═══ Data supplied

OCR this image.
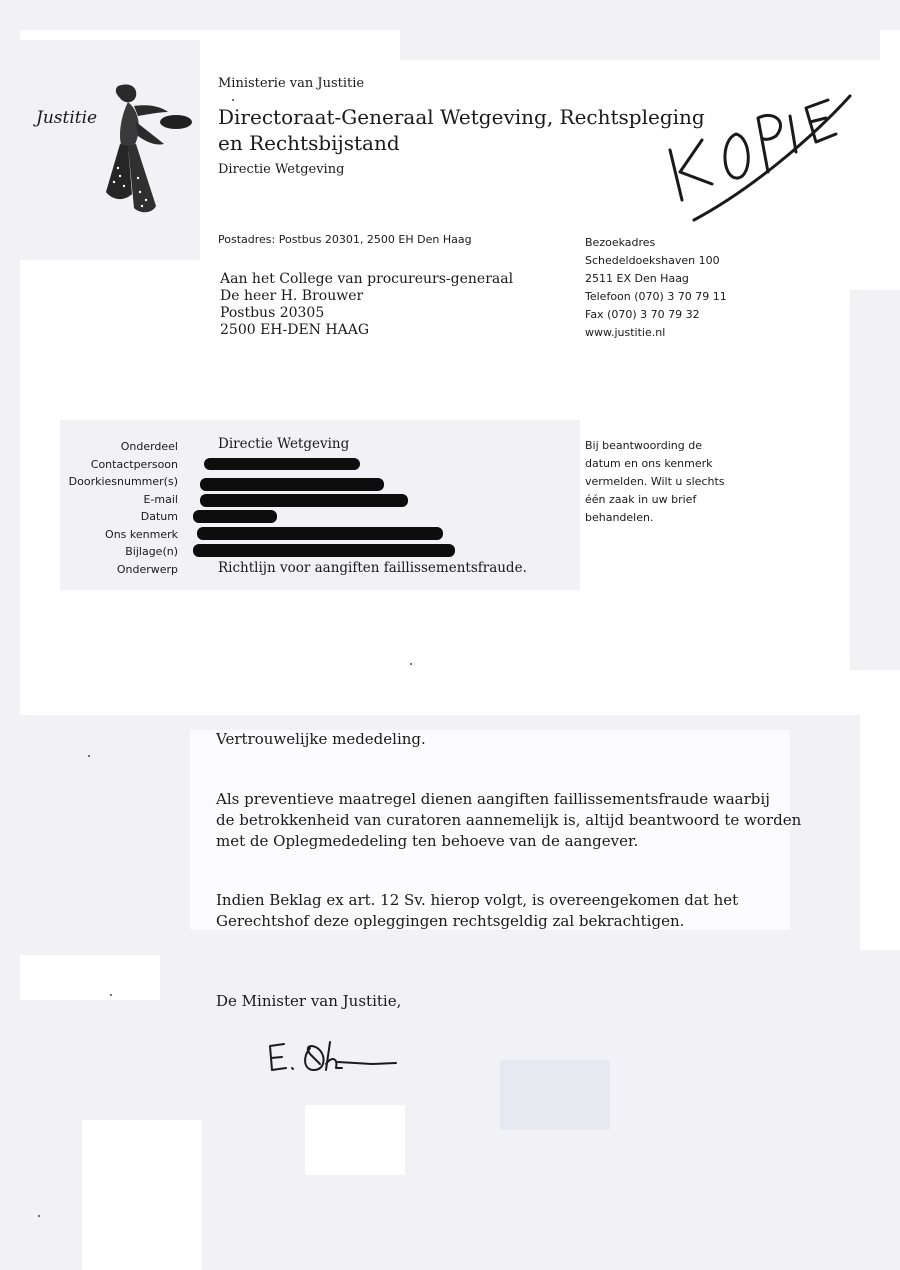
Justitie
Ministerie van Justitie
Directoraat-Generaal Wetgeving, Rechtspleging en Rechtsbijstand
Directie Wetgeving
Postadres: Postbus 20301, 2500 EH Den Haag
Aan het College van procureurs-generaal
De heer H. Brouwer
Postbus 20305
2500 EH-DEN HAAG
Bezoekadres
Schedeldoekshaven 100
2511 EX Den Haag
Telefoon (070) 3 70 79 11
Fax (070) 3 70 79 32
www.justitie.nl
Onderdeel
Contactpersoon
Doorkiesnummer(s)
E-mail
Datum
Ons kenmerk
Bijlage(n)
Onderwerp
Directie Wetgeving
Richtlijn voor aangiften faillissementsfraude.
Bij beantwoording de
datum en ons kenmerk
vermelden. Wilt u slechts
één zaak in uw brief
behandelen.
Vertrouwelijke mededeling.
Als preventieve maatregel dienen aangiften faillissementsfraude waarbij
de betrokkenheid van curatoren aannemelijk is, altijd beantwoord te worden
met de Oplegmededeling ten behoeve van de aangever.
Indien Beklag ex art. 12 Sv. hierop volgt, is overeengekomen dat het
Gerechtshof deze opleggingen rechtsgeldig zal bekrachtigen.
De Minister van Justitie,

══════

What number of lines in the records contain the word "faillissementsfraude"? Answer with that number alone.

Written answer: 2